▸ **MATERIAL PROVIDED**:
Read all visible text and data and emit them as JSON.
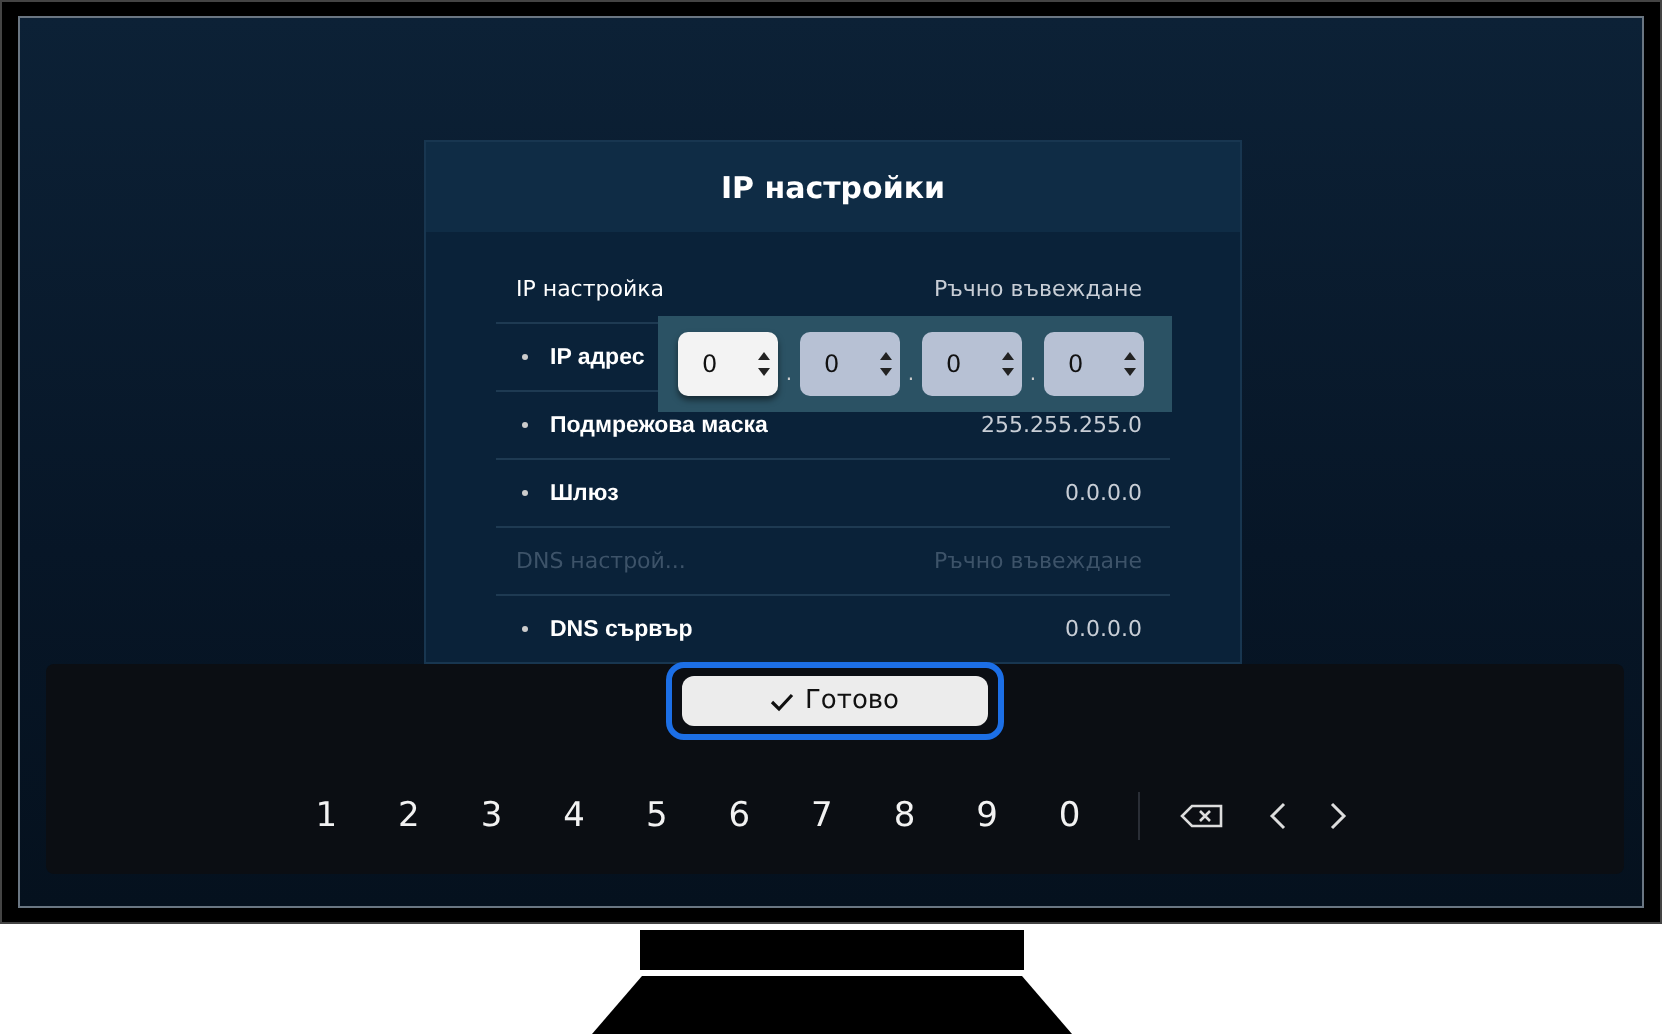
{
  "dialog": {
    "title": "IP настройки",
    "rows": [
      {
        "kind": "heading",
        "label": "IP настройка",
        "value": "Ръчно въвеждане",
        "disabled": false
      },
      {
        "kind": "sub",
        "label": "IP адрес",
        "value": "",
        "disabled": false
      },
      {
        "kind": "sub",
        "label": "Подмрежова маска",
        "value": "255.255.255.0",
        "disabled": false
      },
      {
        "kind": "sub",
        "label": "Шлюз",
        "value": "0.0.0.0",
        "disabled": false
      },
      {
        "kind": "heading",
        "label": "DNS настрой...",
        "value": "Ръчно въвеждане",
        "disabled": true
      },
      {
        "kind": "sub",
        "label": "DNS сървър",
        "value": "0.0.0.0",
        "disabled": false
      }
    ]
  },
  "ip_editor": {
    "octets": [
      {
        "value": "0",
        "selected": true
      },
      {
        "value": "0",
        "selected": false
      },
      {
        "value": "0",
        "selected": false
      },
      {
        "value": "0",
        "selected": false
      }
    ],
    "separator": "."
  },
  "keyboard": {
    "done_button": {
      "label": "Готово",
      "focused": true
    },
    "keys": [
      "1",
      "2",
      "3",
      "4",
      "5",
      "6",
      "7",
      "8",
      "9",
      "0"
    ]
  }
}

▸ **EXERCISE BRIEF**: Quote the data exactly, leaving every image out of the copy.

▸ **WRITTEN SOLUTION**:
Read all visible text and data and emit them as JSON.
{
  "dialog": {
    "title": "IP настройки",
    "rows": [
      {
        "kind": "heading",
        "label": "IP настройка",
        "value": "Ръчно въвеждане",
        "disabled": false
      },
      {
        "kind": "sub",
        "label": "IP адрес",
        "value": "",
        "disabled": false
      },
      {
        "kind": "sub",
        "label": "Подмрежова маска",
        "value": "255.255.255.0",
        "disabled": false
      },
      {
        "kind": "sub",
        "label": "Шлюз",
        "value": "0.0.0.0",
        "disabled": false
      },
      {
        "kind": "heading",
        "label": "DNS настрой...",
        "value": "Ръчно въвеждане",
        "disabled": true
      },
      {
        "kind": "sub",
        "label": "DNS сървър",
        "value": "0.0.0.0",
        "disabled": false
      }
    ]
  },
  "ip_editor": {
    "octets": [
      {
        "value": "0",
        "selected": true
      },
      {
        "value": "0",
        "selected": false
      },
      {
        "value": "0",
        "selected": false
      },
      {
        "value": "0",
        "selected": false
      }
    ],
    "separator": "."
  },
  "keyboard": {
    "done_button": {
      "label": "Готово",
      "focused": true
    },
    "keys": [
      "1",
      "2",
      "3",
      "4",
      "5",
      "6",
      "7",
      "8",
      "9",
      "0"
    ]
  }
}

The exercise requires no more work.